Set exercise:
Select the lines that contain "Into" and copy each of them.

---------- Data listing ----------

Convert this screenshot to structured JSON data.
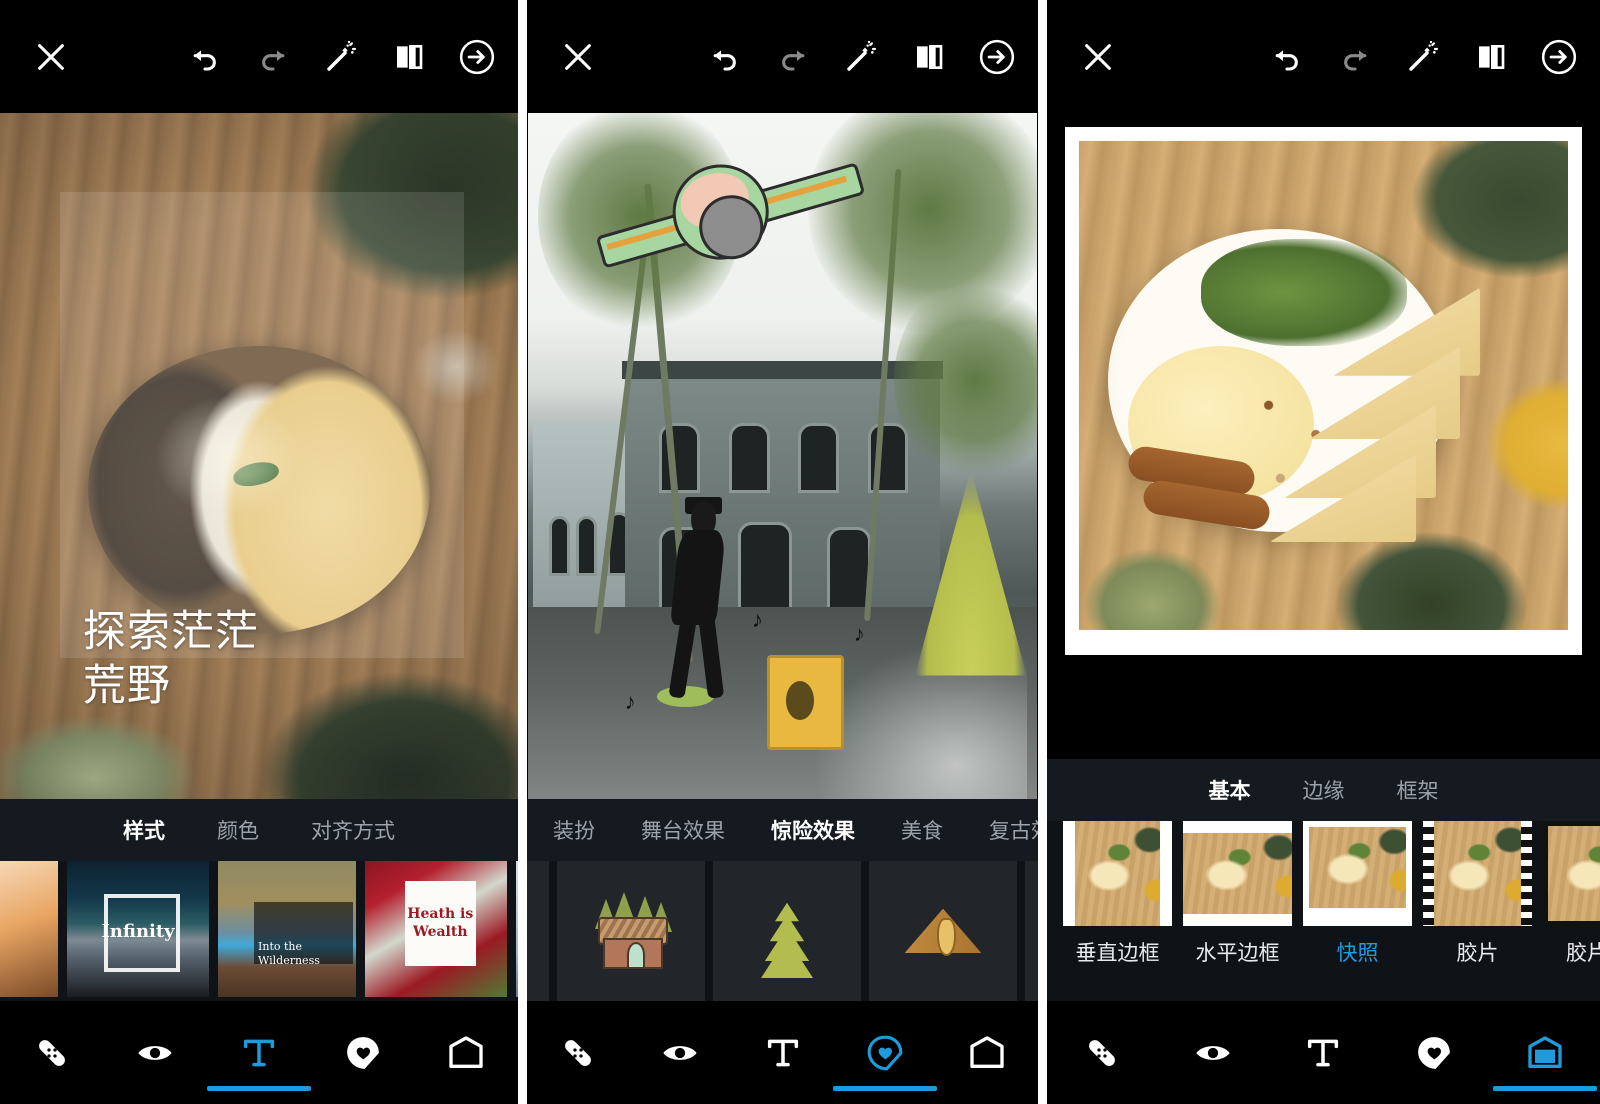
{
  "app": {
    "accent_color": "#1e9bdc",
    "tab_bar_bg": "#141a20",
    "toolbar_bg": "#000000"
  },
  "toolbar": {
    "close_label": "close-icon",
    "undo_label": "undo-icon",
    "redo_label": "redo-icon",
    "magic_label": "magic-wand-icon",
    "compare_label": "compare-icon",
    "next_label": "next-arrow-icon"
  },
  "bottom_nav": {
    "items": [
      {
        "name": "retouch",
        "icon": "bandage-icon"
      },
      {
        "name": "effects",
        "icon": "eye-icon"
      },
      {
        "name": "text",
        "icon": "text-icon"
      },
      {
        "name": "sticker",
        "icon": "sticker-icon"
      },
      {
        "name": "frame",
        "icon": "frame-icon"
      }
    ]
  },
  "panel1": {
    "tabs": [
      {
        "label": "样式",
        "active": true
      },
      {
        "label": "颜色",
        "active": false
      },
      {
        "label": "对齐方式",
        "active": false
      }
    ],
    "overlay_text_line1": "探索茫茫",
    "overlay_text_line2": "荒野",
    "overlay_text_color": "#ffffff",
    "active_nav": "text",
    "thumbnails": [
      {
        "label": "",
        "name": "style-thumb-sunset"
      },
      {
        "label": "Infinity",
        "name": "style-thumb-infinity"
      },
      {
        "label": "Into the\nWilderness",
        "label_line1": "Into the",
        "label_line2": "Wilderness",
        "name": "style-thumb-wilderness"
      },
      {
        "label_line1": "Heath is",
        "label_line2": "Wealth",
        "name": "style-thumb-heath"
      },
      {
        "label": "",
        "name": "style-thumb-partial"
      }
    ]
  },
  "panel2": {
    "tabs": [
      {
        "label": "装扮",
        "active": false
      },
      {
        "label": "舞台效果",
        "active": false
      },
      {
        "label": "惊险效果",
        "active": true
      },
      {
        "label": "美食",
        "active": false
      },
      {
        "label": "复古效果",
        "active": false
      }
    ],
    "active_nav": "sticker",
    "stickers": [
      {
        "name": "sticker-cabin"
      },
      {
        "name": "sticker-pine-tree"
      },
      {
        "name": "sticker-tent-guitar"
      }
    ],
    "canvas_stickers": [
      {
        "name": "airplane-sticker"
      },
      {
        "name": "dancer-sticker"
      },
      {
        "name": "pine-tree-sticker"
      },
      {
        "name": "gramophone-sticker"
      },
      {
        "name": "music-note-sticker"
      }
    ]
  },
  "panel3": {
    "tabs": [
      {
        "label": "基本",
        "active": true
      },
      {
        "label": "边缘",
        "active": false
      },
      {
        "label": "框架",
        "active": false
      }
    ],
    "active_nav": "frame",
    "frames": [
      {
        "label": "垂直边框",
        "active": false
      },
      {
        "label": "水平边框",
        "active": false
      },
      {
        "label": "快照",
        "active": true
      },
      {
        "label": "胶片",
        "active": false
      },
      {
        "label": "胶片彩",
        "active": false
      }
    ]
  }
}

----------

Response to this exercise:
        "label": "Into the\nWilderness",
        "label_line1": "Into the",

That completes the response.